__SET PROBLEM 1__
Count the lines in the entries that contain the string "Stir". Reply with the number only.

__DOCUMENT PASSAGE__
Supreme Court, Appellate Division, First Department, New York.
Mar 7, 2013
104 A.D.3d 425 (N.Y. App. Div. 2013)

Opinion

2013-03-7

Andrea GILCHRIST, Plaintiff–Appellant, v. The CITY OF NEW YORK, et al., Defendants–Respondents, 57 115 Assoc., et al., Defendants.

G. Wesley Simpson, Brooklyn, for appellant. Michael A. Cardozo, Corporation Counsel, New York (Suzanne K. Colt of counsel), for respondents.



G. Wesley Simpson, Brooklyn, for appellant. Michael A. Cardozo, Corporation Counsel, New York (Suzanne K. Colt of counsel), for respondents.
TOM, J.P., SWEENY, MOSKOWITZ, RENWICK, CLARK, JJ.

Order, Supreme Court, New York County (Geoffery D. Wright, J.), entered September 6, 2011, which, in this negligence action arising from plaintiff's fall from a chair, granted the motion of defendants City of New York and City of New York Human Resources Administration for summary judgment dismissing the complaint and denied plaintiff's cross motion to strike defendants' pleadings, unanimously reversed, on the law, without costs, defendants' motion denied, and plaintiff's cross motion granted to the extent of directing an adverse inference charge and preclusion of defendant's testimony as to the chair's condition.

__SET PROBLEM 2__
Rewrite the part of the court opinion that begins with the words "TOM, J.P., SWEENY, MOSKOWITZ, RENWICK, CLARK, JJ." and ends with "the chair's condition.", replacing "chair" with "ladder".

__PROVIDED INFORMATION__
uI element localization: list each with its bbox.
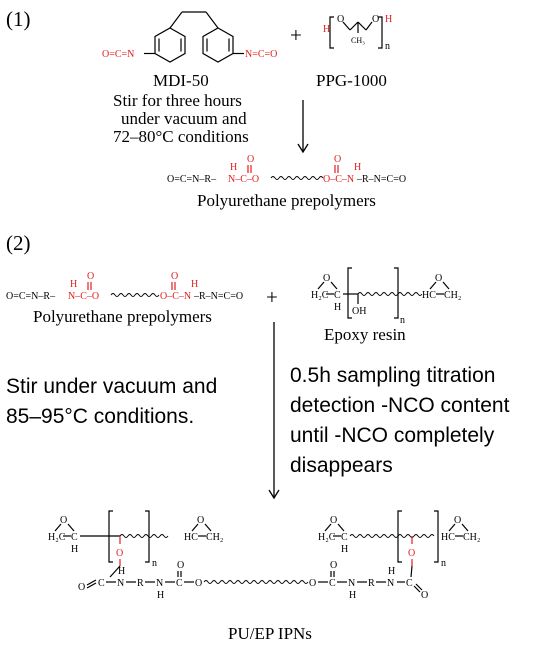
ipn-o2: O	[309, 578, 316, 589]
step1-condition-line-1: Stir for three hours	[113, 91, 242, 110]
step2-product-label: PU/EP IPNs	[228, 624, 312, 643]
step2-condition-right-2: detection -NCO content	[290, 394, 510, 417]
ipn-n3-h: H	[349, 590, 356, 601]
ipn-n2: N	[156, 578, 163, 589]
ppg-o-left: O	[337, 14, 344, 25]
pp2-o-left: O	[87, 271, 94, 282]
ipn-r-ether-o: O	[408, 548, 415, 559]
ipn-c2: C	[176, 578, 183, 589]
ipn-l-ch2: CH₂	[206, 532, 223, 543]
step2-prepolymer-formula: O=C=N–R– N–C–O H O O–C–N O H –R–N=C=O	[6, 271, 243, 302]
ipn-r-o: O	[330, 515, 337, 526]
ep-o-left: O	[323, 273, 330, 284]
step2-epoxy-label: Epoxy resin	[324, 325, 406, 344]
ipn-c2-o: O	[177, 560, 184, 571]
ep-h-left: H	[334, 302, 341, 313]
ipn-n2-h: H	[157, 590, 164, 601]
epoxy-structure: H₂C C O H OH n HC CH₂ O	[311, 267, 461, 326]
pp2-urethane-left: N–C–O	[68, 291, 99, 302]
step2-condition-right-3: until -NCO completely	[290, 424, 495, 447]
ipn-r2: R	[368, 578, 375, 589]
ipn-r-hc: HC	[441, 532, 455, 543]
ep-hc-right: HC	[422, 290, 436, 301]
ipn-l-n: n	[152, 558, 157, 569]
pp2-left: O=C=N–R–	[6, 291, 56, 302]
step2-condition-left-2: 85–95°C conditions.	[6, 405, 194, 428]
ipn-structure: H₂C C O H n HC CH₂ O O H₂C C O H n HC C	[48, 510, 480, 601]
ipn-n3: N	[348, 578, 355, 589]
ipn-r-o2: O	[454, 515, 461, 526]
nco-left-label: O=C=N	[102, 49, 134, 60]
pp1-o-right: O	[334, 154, 341, 165]
pp2-h-left: H	[70, 279, 77, 290]
ipn-n4: N	[387, 578, 394, 589]
ipn-c4: C	[406, 578, 413, 589]
ipn-l-o2: O	[197, 515, 204, 526]
ipn-r-h: H	[341, 544, 348, 555]
pp2-o-right: O	[171, 271, 178, 282]
ipn-r-c: C	[341, 532, 348, 543]
ipn-l-h2c: H₂C	[48, 532, 66, 543]
ep-o-right: O	[435, 273, 442, 284]
ipn-l-o: O	[60, 515, 67, 526]
ep-h2c-left: H₂C	[311, 290, 329, 301]
ep-ch2-right: CH₂	[444, 290, 461, 301]
ep-subscript-n: n	[400, 315, 405, 326]
pp2-right: –R–N=C=O	[193, 291, 243, 302]
ipn-c3-o: O	[330, 560, 337, 571]
step2-prepolymer-label: Polyurethane prepolymers	[33, 307, 212, 326]
ppg-subscript-n: n	[385, 41, 390, 52]
mdi-structure: O=C=N N=C=O	[102, 11, 277, 63]
ipn-l-h: H	[71, 544, 78, 555]
step2-number: (2)	[6, 231, 31, 255]
pp1-right: –R–N=C=O	[356, 174, 406, 185]
ppg-label: PPG-1000	[316, 71, 387, 90]
ep-c-left: C	[334, 290, 341, 301]
ipn-r-n: n	[441, 558, 446, 569]
pp1-h-right: H	[354, 162, 361, 173]
step1-product-formula: O=C=N–R– N–C–O H O O–C–N O H –R–N=C=O	[167, 154, 406, 185]
step2-condition-right-1: 0.5h sampling titration	[290, 364, 495, 387]
ipn-c4-o: O	[421, 590, 428, 601]
step1-condition-line-2: under vacuum and	[121, 109, 247, 128]
ipn-l-hc: HC	[184, 532, 198, 543]
step1-condition-line-3: 72–80°C conditions	[113, 127, 249, 146]
step2-arrow	[268, 322, 280, 500]
ipn-r1: R	[137, 578, 144, 589]
ipn-o1: O	[195, 578, 202, 589]
pp2-h-right: H	[191, 279, 198, 290]
ipn-r-h2c: H₂C	[318, 532, 336, 543]
ipn-c1-o: O	[78, 582, 85, 593]
ipn-r-ch2: CH₂	[463, 532, 480, 543]
ipn-n1-h: H	[118, 566, 125, 577]
step1-arrow	[297, 100, 309, 154]
ipn-n4-h: H	[388, 566, 395, 577]
step2-condition-left-1: Stir under vacuum and	[6, 375, 217, 398]
ppg-h-right: H	[385, 14, 392, 25]
mdi-label: MDI-50	[153, 71, 209, 90]
step1-plus: +	[290, 23, 302, 47]
pp1-urethane-right: O–C–N	[323, 174, 354, 185]
ipn-l-c: C	[71, 532, 78, 543]
step2-condition-right-4: disappears	[290, 454, 393, 477]
ipn-c1: C	[98, 578, 105, 589]
ppg-o-right: O	[372, 14, 379, 25]
pp1-o-left: O	[247, 154, 254, 165]
pp1-urethane-left: N–C–O	[228, 174, 259, 185]
pp2-urethane-right: O–C–N	[160, 291, 191, 302]
pp1-left: O=C=N–R–	[167, 174, 217, 185]
ppg-h-left: H	[323, 24, 330, 35]
step1-number: (1)	[6, 7, 31, 31]
step2-plus: +	[266, 285, 278, 309]
ipn-l-ether-o: O	[116, 548, 123, 559]
ep-oh: OH	[352, 306, 366, 317]
pp1-h-left: H	[230, 162, 237, 173]
ipn-n1: N	[117, 578, 124, 589]
ppg-ch3: CH₃	[351, 36, 365, 45]
ppg-structure: H O O CH₃ H n	[323, 14, 392, 52]
ipn-c3: C	[329, 578, 336, 589]
nco-right-label: N=C=O	[245, 49, 277, 60]
step1-product-label: Polyurethane prepolymers	[197, 191, 376, 210]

__FULL SOLUTION 1__
2

__FULL SOLUTION 2__
TOM, J.P., SWEENY, MOSKOWITZ, RENWICK, CLARK, JJ.

Order, Supreme Court, New York County (Geoffery D. Wright, J.), entered September 6, 2011, which, in this negligence action arising from plaintiff's fall from a ladder, granted the motion of defendants City of New York and City of New York Human Resources Administration for summary judgment dismissing the complaint and denied plaintiff's cross motion to strike defendants' pleadings, unanimously reversed, on the law, without costs, defendants' motion denied, and plaintiff's cross motion granted to the extent of directing an adverse inference charge and preclusion of defendant's testimony as to the ladder's condition.